> What to do:
Search the material below for the word "color" and copy every line in which it occurs.

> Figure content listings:

'''

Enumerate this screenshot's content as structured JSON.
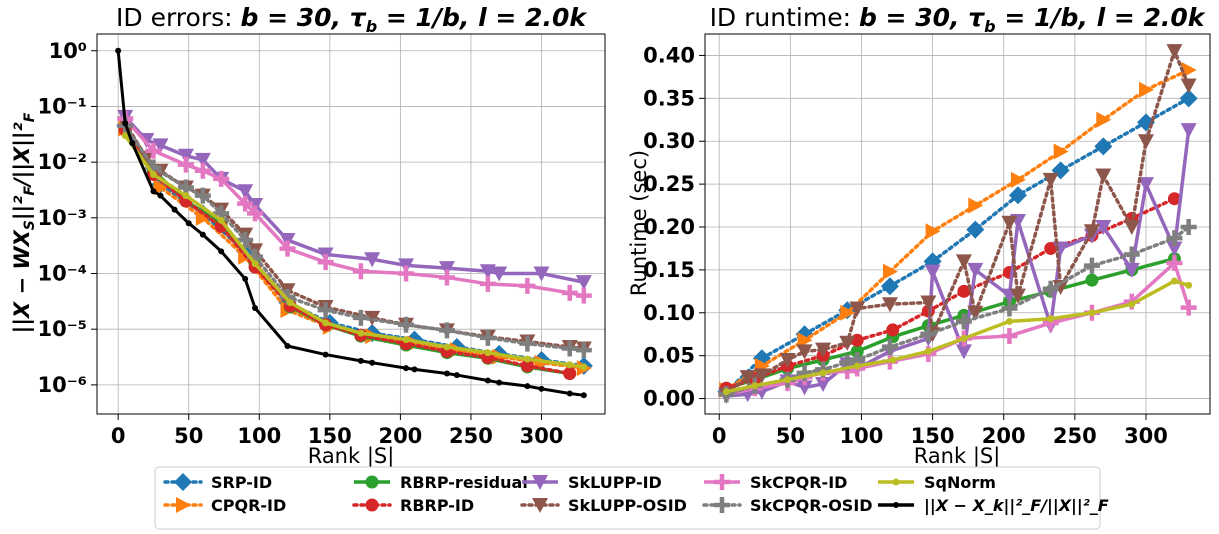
{
  "left": {
    "title_prefix": "ID errors: ",
    "title_math": "b = 30, τ",
    "title_sub": "b",
    "title_rest": " = 1/b, l = 2.0k",
    "ylabel": "||X − WX",
    "ylabel_sub": "S",
    "ylabel_rest": "||²",
    "ylabel_sub2": "F",
    "ylabel_rest2": "/||X||²",
    "ylabel_sub3": "F",
    "xlabel": "Rank |S|",
    "xticks": [
      "0",
      "50",
      "100",
      "150",
      "200",
      "250",
      "300"
    ],
    "yticks": [
      "10⁰",
      "10⁻¹",
      "10⁻²",
      "10⁻³",
      "10⁻⁴",
      "10⁻⁵",
      "10⁻⁶"
    ]
  },
  "right": {
    "title_prefix": "ID runtime: ",
    "title_math": "b = 30, τ",
    "title_sub": "b",
    "title_rest": " = 1/b, l = 2.0k",
    "ylabel": "Runtime (sec)",
    "xlabel": "Rank |S|",
    "xticks": [
      "0",
      "50",
      "100",
      "150",
      "200",
      "250",
      "300"
    ],
    "yticks": [
      "0.00",
      "0.05",
      "0.10",
      "0.15",
      "0.20",
      "0.25",
      "0.30",
      "0.35",
      "0.40"
    ]
  },
  "legend": [
    {
      "label": "SRP-ID",
      "color": "#1f77b4",
      "dash": "dot",
      "marker": "diamond"
    },
    {
      "label": "CPQR-ID",
      "color": "#ff7f0e",
      "dash": "dot",
      "marker": "triangle-right"
    },
    {
      "label": "RBRP-residual",
      "color": "#2ca02c",
      "dash": "solid",
      "marker": "circle"
    },
    {
      "label": "RBRP-ID",
      "color": "#d62728",
      "dash": "dot",
      "marker": "circle"
    },
    {
      "label": "SkLUPP-ID",
      "color": "#9467bd",
      "dash": "solid",
      "marker": "triangle-down"
    },
    {
      "label": "SkLUPP-OSID",
      "color": "#8c564b",
      "dash": "dot",
      "marker": "triangle-down"
    },
    {
      "label": "SkCPQR-ID",
      "color": "#e377c2",
      "dash": "solid",
      "marker": "plus"
    },
    {
      "label": "SkCPQR-OSID",
      "color": "#7f7f7f",
      "dash": "dot",
      "marker": "plus"
    },
    {
      "label": "SqNorm",
      "color": "#bcbd22",
      "dash": "solid",
      "marker": "star"
    },
    {
      "label": "||X − X_k||²_F/||X||²_F",
      "color": "#000000",
      "dash": "solid",
      "marker": "dot"
    }
  ],
  "chart_data": [
    {
      "type": "line",
      "title": "ID errors: b = 30, τ_b = 1/b, l = 2.0k",
      "xlabel": "Rank |S|",
      "ylabel": "||X − WX_S||²_F/||X||²_F",
      "yscale": "log",
      "xlim": [
        -15,
        345
      ],
      "ylim": [
        3e-07,
        2
      ],
      "grid": true,
      "series": [
        {
          "name": "SRP-ID",
          "x": [
            5,
            30,
            60,
            90,
            120,
            150,
            180,
            210,
            240,
            270,
            300,
            330
          ],
          "y": [
            0.045,
            0.004,
            0.0012,
            0.00025,
            3e-05,
            1.3e-05,
            8.5e-06,
            6.5e-06,
            4.8e-06,
            3.6e-06,
            2.8e-06,
            2.2e-06
          ]
        },
        {
          "name": "CPQR-ID",
          "x": [
            5,
            30,
            60,
            90,
            120,
            150,
            180,
            210,
            240,
            270,
            300,
            330
          ],
          "y": [
            0.04,
            0.0035,
            0.001,
            0.0002,
            2.2e-05,
            1.1e-05,
            7.5e-06,
            5.5e-06,
            4.2e-06,
            3.2e-06,
            2.5e-06,
            2e-06
          ]
        },
        {
          "name": "RBRP-residual",
          "x": [
            5,
            25,
            48,
            73,
            97,
            122,
            147,
            172,
            204,
            233,
            262,
            290,
            320
          ],
          "y": [
            0.04,
            0.007,
            0.002,
            0.0008,
            0.00015,
            2.5e-05,
            1.2e-05,
            7.5e-06,
            5.2e-06,
            3.8e-06,
            3e-06,
            2.1e-06,
            1.6e-06
          ]
        },
        {
          "name": "RBRP-ID",
          "x": [
            5,
            25,
            48,
            73,
            97,
            122,
            147,
            172,
            204,
            233,
            262,
            290,
            320
          ],
          "y": [
            0.038,
            0.006,
            0.002,
            0.0007,
            0.00013,
            2.6e-05,
            1.2e-05,
            7.8e-06,
            5.5e-06,
            4e-06,
            3.1e-06,
            2.2e-06,
            1.6e-06
          ]
        },
        {
          "name": "SkLUPP-ID",
          "x": [
            5,
            20,
            30,
            48,
            60,
            73,
            90,
            97,
            120,
            147,
            180,
            204,
            233,
            262,
            270,
            300,
            330
          ],
          "y": [
            0.065,
            0.025,
            0.02,
            0.013,
            0.011,
            0.005,
            0.003,
            0.0017,
            0.0004,
            0.00022,
            0.00018,
            0.00014,
            0.000125,
            0.00011,
            0.0001,
            0.0001,
            7e-05
          ]
        },
        {
          "name": "SkLUPP-OSID",
          "x": [
            5,
            20,
            30,
            48,
            60,
            73,
            90,
            97,
            120,
            147,
            180,
            204,
            233,
            262,
            290,
            320,
            330
          ],
          "y": [
            0.05,
            0.012,
            0.007,
            0.0035,
            0.0025,
            0.0014,
            0.0005,
            0.00026,
            5e-05,
            2.5e-05,
            1.6e-05,
            1.2e-05,
            9.5e-06,
            7.3e-06,
            6e-06,
            4.8e-06,
            4.5e-06
          ]
        },
        {
          "name": "SkCPQR-ID",
          "x": [
            5,
            25,
            48,
            60,
            73,
            90,
            97,
            120,
            147,
            172,
            204,
            233,
            262,
            290,
            320,
            330
          ],
          "y": [
            0.06,
            0.016,
            0.009,
            0.007,
            0.005,
            0.0018,
            0.0012,
            0.00028,
            0.00016,
            0.00011,
            0.0001,
            8.5e-05,
            6.5e-05,
            6e-05,
            4.5e-05,
            4e-05
          ]
        },
        {
          "name": "SkCPQR-OSID",
          "x": [
            5,
            25,
            48,
            60,
            73,
            90,
            97,
            120,
            147,
            172,
            204,
            233,
            262,
            290,
            320,
            330
          ],
          "y": [
            0.045,
            0.008,
            0.0035,
            0.0025,
            0.0012,
            0.0004,
            0.0002,
            3.8e-05,
            2.2e-05,
            1.6e-05,
            1.2e-05,
            9.5e-06,
            7e-06,
            5.5e-06,
            4.5e-06,
            4.2e-06
          ]
        },
        {
          "name": "SqNorm",
          "x": [
            5,
            25,
            48,
            73,
            97,
            122,
            147,
            172,
            204,
            233,
            262,
            290,
            320,
            330
          ],
          "y": [
            0.03,
            0.006,
            0.0025,
            0.0009,
            0.00015,
            3e-05,
            1.3e-05,
            8.5e-06,
            6.5e-06,
            4.8e-06,
            3.8e-06,
            2.9e-06,
            2.3e-06,
            2.1e-06
          ]
        },
        {
          "name": "||X − X_k||²_F/||X||²_F",
          "x": [
            0,
            5,
            10,
            25,
            30,
            40,
            50,
            60,
            73,
            90,
            97,
            120,
            147,
            172,
            180,
            204,
            210,
            233,
            240,
            262,
            270,
            290,
            300,
            320,
            330
          ],
          "y": [
            1,
            0.05,
            0.022,
            0.003,
            0.0025,
            0.0014,
            0.0008,
            0.0005,
            0.00025,
            8e-05,
            2.4e-05,
            5e-06,
            3.5e-06,
            2.7e-06,
            2.5e-06,
            2e-06,
            1.9e-06,
            1.6e-06,
            1.5e-06,
            1.2e-06,
            1.1e-06,
            9.5e-07,
            8.5e-07,
            7e-07,
            6.5e-07
          ]
        }
      ]
    },
    {
      "type": "line",
      "title": "ID runtime: b = 30, τ_b = 1/b, l = 2.0k",
      "xlabel": "Rank |S|",
      "ylabel": "Runtime (sec)",
      "xlim": [
        -10,
        345
      ],
      "ylim": [
        -0.018,
        0.425
      ],
      "grid": true,
      "series": [
        {
          "name": "SRP-ID",
          "x": [
            5,
            30,
            60,
            90,
            120,
            150,
            180,
            210,
            240,
            270,
            300,
            330
          ],
          "y": [
            0.008,
            0.047,
            0.075,
            0.103,
            0.131,
            0.16,
            0.197,
            0.237,
            0.266,
            0.294,
            0.322,
            0.35
          ]
        },
        {
          "name": "CPQR-ID",
          "x": [
            5,
            30,
            60,
            90,
            120,
            150,
            180,
            210,
            240,
            270,
            300,
            330
          ],
          "y": [
            0.01,
            0.038,
            0.068,
            0.1,
            0.148,
            0.195,
            0.225,
            0.255,
            0.288,
            0.325,
            0.36,
            0.383
          ]
        },
        {
          "name": "RBRP-residual",
          "x": [
            5,
            25,
            48,
            73,
            97,
            122,
            147,
            172,
            204,
            233,
            262,
            290,
            320
          ],
          "y": [
            0.012,
            0.022,
            0.035,
            0.045,
            0.055,
            0.072,
            0.085,
            0.097,
            0.113,
            0.125,
            0.138,
            0.15,
            0.163
          ]
        },
        {
          "name": "RBRP-ID",
          "x": [
            5,
            25,
            48,
            73,
            97,
            122,
            147,
            172,
            204,
            233,
            262,
            290,
            320
          ],
          "y": [
            0.012,
            0.023,
            0.038,
            0.05,
            0.068,
            0.08,
            0.102,
            0.125,
            0.147,
            0.175,
            0.19,
            0.21,
            0.233
          ]
        },
        {
          "name": "SkLUPP-ID",
          "x": [
            5,
            20,
            30,
            48,
            60,
            73,
            90,
            97,
            120,
            147,
            150,
            172,
            180,
            204,
            210,
            233,
            240,
            262,
            270,
            290,
            300,
            320,
            330
          ],
          "y": [
            0.003,
            0.005,
            0.008,
            0.02,
            0.013,
            0.017,
            0.04,
            0.035,
            0.055,
            0.07,
            0.148,
            0.055,
            0.15,
            0.12,
            0.207,
            0.085,
            0.175,
            0.19,
            0.2,
            0.15,
            0.25,
            0.175,
            0.313
          ]
        },
        {
          "name": "SkLUPP-OSID",
          "x": [
            5,
            20,
            30,
            48,
            60,
            73,
            90,
            97,
            120,
            147,
            150,
            172,
            180,
            204,
            210,
            233,
            240,
            262,
            270,
            290,
            300,
            320,
            330
          ],
          "y": [
            0.005,
            0.025,
            0.027,
            0.045,
            0.055,
            0.057,
            0.065,
            0.105,
            0.11,
            0.112,
            0.075,
            0.16,
            0.1,
            0.205,
            0.12,
            0.255,
            0.13,
            0.195,
            0.26,
            0.2,
            0.3,
            0.405,
            0.365
          ]
        },
        {
          "name": "SkCPQR-ID",
          "x": [
            5,
            25,
            48,
            60,
            73,
            90,
            97,
            120,
            147,
            172,
            204,
            233,
            262,
            290,
            320,
            330
          ],
          "y": [
            0.005,
            0.012,
            0.018,
            0.025,
            0.03,
            0.032,
            0.035,
            0.043,
            0.052,
            0.07,
            0.073,
            0.088,
            0.1,
            0.113,
            0.158,
            0.106
          ]
        },
        {
          "name": "SkCPQR-OSID",
          "x": [
            5,
            25,
            48,
            60,
            73,
            90,
            97,
            120,
            147,
            172,
            204,
            233,
            262,
            290,
            320,
            330
          ],
          "y": [
            0.005,
            0.015,
            0.022,
            0.03,
            0.034,
            0.042,
            0.045,
            0.06,
            0.075,
            0.09,
            0.105,
            0.128,
            0.155,
            0.168,
            0.187,
            0.2
          ]
        },
        {
          "name": "SqNorm",
          "x": [
            5,
            25,
            48,
            73,
            97,
            122,
            147,
            172,
            204,
            233,
            262,
            290,
            320,
            330
          ],
          "y": [
            0.008,
            0.015,
            0.022,
            0.03,
            0.038,
            0.045,
            0.055,
            0.07,
            0.09,
            0.093,
            0.1,
            0.11,
            0.137,
            0.132
          ]
        }
      ]
    }
  ]
}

'''

> Output of the task:
      "color": "#1f77b4",
      "color": "#ff7f0e",
      "color": "#2ca02c",
      "color": "#d62728",
      "color": "#9467bd",
      "color": "#8c564b",
      "color": "#e377c2",
      "color": "#7f7f7f",
      "color": "#bcbd22",
      "color": "#000000",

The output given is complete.